WORK REQUIRED
Copy out each line featuring the string "τούς" from the entries beneath.

=-=-=

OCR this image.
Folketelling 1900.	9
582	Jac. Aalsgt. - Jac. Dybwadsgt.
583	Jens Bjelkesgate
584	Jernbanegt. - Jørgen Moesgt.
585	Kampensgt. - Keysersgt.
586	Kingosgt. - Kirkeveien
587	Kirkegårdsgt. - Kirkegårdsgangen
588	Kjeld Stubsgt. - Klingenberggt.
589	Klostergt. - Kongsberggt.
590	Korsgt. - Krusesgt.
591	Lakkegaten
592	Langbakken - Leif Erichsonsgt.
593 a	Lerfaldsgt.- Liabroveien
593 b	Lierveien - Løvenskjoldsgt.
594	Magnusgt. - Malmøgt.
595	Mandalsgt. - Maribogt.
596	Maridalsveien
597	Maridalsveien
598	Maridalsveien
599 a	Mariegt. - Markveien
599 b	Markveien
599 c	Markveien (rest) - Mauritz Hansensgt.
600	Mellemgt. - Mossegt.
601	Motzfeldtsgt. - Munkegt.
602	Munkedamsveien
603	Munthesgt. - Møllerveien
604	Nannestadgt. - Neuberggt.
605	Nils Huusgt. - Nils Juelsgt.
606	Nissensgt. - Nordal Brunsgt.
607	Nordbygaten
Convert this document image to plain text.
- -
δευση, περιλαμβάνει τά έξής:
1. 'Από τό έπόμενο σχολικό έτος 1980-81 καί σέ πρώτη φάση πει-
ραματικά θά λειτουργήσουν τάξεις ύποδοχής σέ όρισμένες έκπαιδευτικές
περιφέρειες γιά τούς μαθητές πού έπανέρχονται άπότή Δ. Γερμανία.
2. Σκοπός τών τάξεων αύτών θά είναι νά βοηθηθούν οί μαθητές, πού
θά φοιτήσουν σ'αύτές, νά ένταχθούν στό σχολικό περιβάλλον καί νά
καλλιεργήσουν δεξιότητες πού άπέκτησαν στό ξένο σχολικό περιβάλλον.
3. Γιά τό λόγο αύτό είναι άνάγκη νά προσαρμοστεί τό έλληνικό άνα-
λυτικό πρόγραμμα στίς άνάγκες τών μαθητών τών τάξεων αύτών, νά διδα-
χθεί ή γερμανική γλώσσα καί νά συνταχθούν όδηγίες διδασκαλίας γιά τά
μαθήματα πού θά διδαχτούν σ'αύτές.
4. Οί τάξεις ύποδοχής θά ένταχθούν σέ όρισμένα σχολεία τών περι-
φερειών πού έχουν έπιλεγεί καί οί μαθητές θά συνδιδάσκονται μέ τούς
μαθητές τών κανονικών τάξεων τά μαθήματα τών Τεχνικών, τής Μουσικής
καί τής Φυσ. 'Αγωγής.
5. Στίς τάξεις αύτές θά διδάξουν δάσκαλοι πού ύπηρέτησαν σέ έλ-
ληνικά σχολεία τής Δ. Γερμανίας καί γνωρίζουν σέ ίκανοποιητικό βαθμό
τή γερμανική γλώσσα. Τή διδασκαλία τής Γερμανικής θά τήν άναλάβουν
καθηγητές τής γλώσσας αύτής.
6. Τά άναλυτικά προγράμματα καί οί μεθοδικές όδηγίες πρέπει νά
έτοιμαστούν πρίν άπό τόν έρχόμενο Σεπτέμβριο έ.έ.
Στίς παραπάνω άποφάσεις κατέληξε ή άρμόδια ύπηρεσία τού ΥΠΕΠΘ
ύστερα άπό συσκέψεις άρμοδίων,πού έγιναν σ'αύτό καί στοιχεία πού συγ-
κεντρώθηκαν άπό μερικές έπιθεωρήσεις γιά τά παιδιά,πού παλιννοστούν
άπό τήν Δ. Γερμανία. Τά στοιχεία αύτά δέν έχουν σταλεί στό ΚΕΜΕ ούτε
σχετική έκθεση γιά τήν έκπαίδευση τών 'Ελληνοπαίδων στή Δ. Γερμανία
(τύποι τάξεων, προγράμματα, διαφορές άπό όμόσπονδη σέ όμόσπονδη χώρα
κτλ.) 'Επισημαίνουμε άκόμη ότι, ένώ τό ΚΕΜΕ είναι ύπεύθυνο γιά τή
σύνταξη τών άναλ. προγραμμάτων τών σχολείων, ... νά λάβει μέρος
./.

=-=-=

RESPONSE TO THIS EXERCISE
περιφέρειες γιά τούς μαθητές πού έπανέρχονται άπότή Δ. Γερμανία.
φερειών πού έχουν έπιλεγεί καί οί μαθητές θά συνδιδάσκονται μέ τούς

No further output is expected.